The request :: Return each line containing "items".

* Start Supplied records *

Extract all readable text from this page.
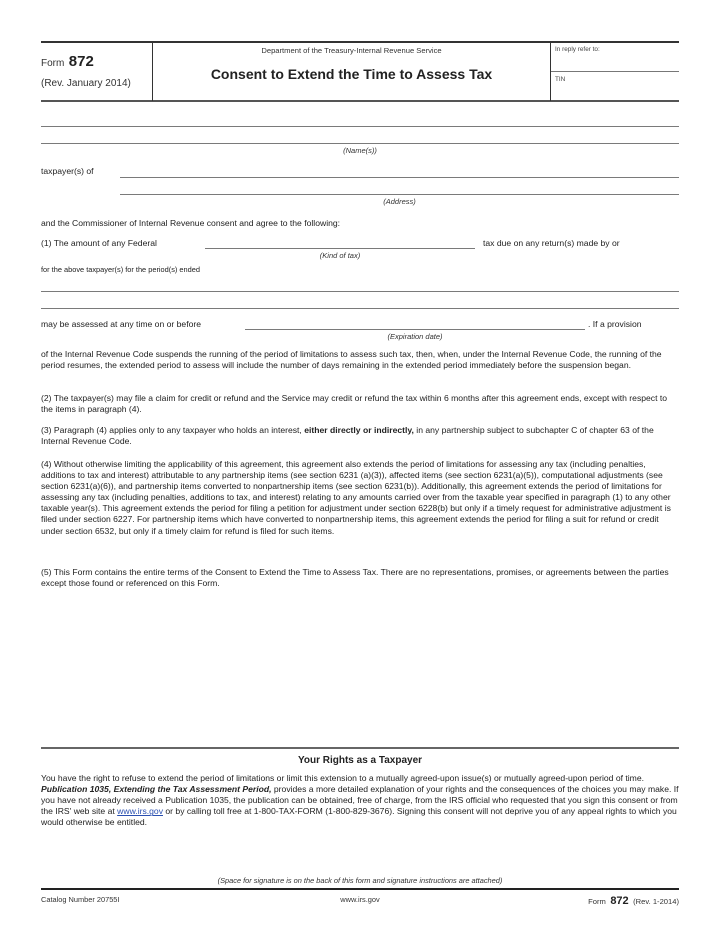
Form 872
(Rev. January 2014)
Department of the Treasury-Internal Revenue Service
Consent to Extend the Time to Assess Tax
In reply refer to:
TIN
(Name(s))
taxpayer(s) of
(Address)
and the Commissioner of Internal Revenue consent and agree to the following:
(1) The amount of any Federal
(Kind of tax)
tax due on any return(s) made by or
for the above taxpayer(s) for the period(s) ended
may be assessed at any time on or before
(Expiration date)
. If a provision
of the Internal Revenue Code suspends the running of the period of limitations to assess such tax, then, when, under the Internal Revenue Code, the running of the period resumes, the extended period to assess will include the number of days remaining in the extended period immediately before the suspension began.
(2) The taxpayer(s) may file a claim for credit or refund and the Service may credit or refund the tax within 6 months after this agreement ends, except with respect to the items in paragraph (4).
(3) Paragraph (4) applies only to any taxpayer who holds an interest, either directly or indirectly, in any partnership subject to subchapter C of chapter 63 of the Internal Revenue Code.
(4) Without otherwise limiting the applicability of this agreement, this agreement also extends the period of limitations for assessing any tax (including penalties, additions to tax and interest) attributable to any partnership items (see section 6231 (a)(3)), affected items (see section 6231(a)(5)), computational adjustments (see section 6231(a)(6)), and partnership items converted to nonpartnership items (see section 6231(b)). Additionally, this agreement extends the period of limitations for assessing any tax (including penalties, additions to tax, and interest) relating to any amounts carried over from the taxable year specified in paragraph (1) to any other taxable year(s). This agreement extends the period for filing a petition for adjustment under section 6228(b) but only if a timely request for administrative adjustment is filed under section 6227. For partnership items which have converted to nonpartnership items, this agreement extends the period for filing a suit for refund or credit under section 6532, but only if a timely claim for refund is filed for such items.
(5) This Form contains the entire terms of the Consent to Extend the Time to Assess Tax. There are no representations, promises, or agreements between the parties except those found or referenced on this Form.
Your Rights as a Taxpayer
You have the right to refuse to extend the period of limitations or limit this extension to a mutually agreed-upon issue(s) or mutually agreed-upon period of time. Publication 1035, Extending the Tax Assessment Period, provides a more detailed explanation of your rights and the consequences of the choices you may make. If you have not already received a Publication 1035, the publication can be obtained, free of charge, from the IRS official who requested that you sign this consent or from the IRS' web site at www.irs.gov or by calling toll free at 1-800-TAX-FORM (1-800-829-3676). Signing this consent will not deprive you of any appeal rights to which you would otherwise be entitled.
(Space for signature is on the back of this form and signature instructions are attached)
Catalog Number 20755I	www.irs.gov	Form 872 (Rev. 1-2014)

* End Supplied records *

Result of the exercise ::
(2) The taxpayer(s) may file a claim for credit or refund and the Service may credit or refund the tax within 6 months after this agreement ends, except with respect to the items in paragraph (4).
(4) Without otherwise limiting the applicability of this agreement, this agreement also extends the period of limitations for assessing any tax (including penalties, additions to tax and interest) attributable to any partnership items (see section 6231 (a)(3)), affected items (see section 6231(a)(5)), computational adjustments (see section 6231(a)(6)), and partnership items converted to nonpartnership items (see section 6231(b)). Additionally, this agreement extends the period of limitations for assessing any tax (including penalties, additions to tax, and interest) relating to any amounts carried over from the taxable year specified in paragraph (1) to any other taxable year(s). This agreement extends the period for filing a petition for adjustment under section 6228(b) but only if a timely request for administrative adjustment is filed under section 6227. For partnership items which have converted to nonpartnership items, this agreement extends the period for filing a suit for refund or credit under section 6532, but only if a timely claim for refund is filed for such items.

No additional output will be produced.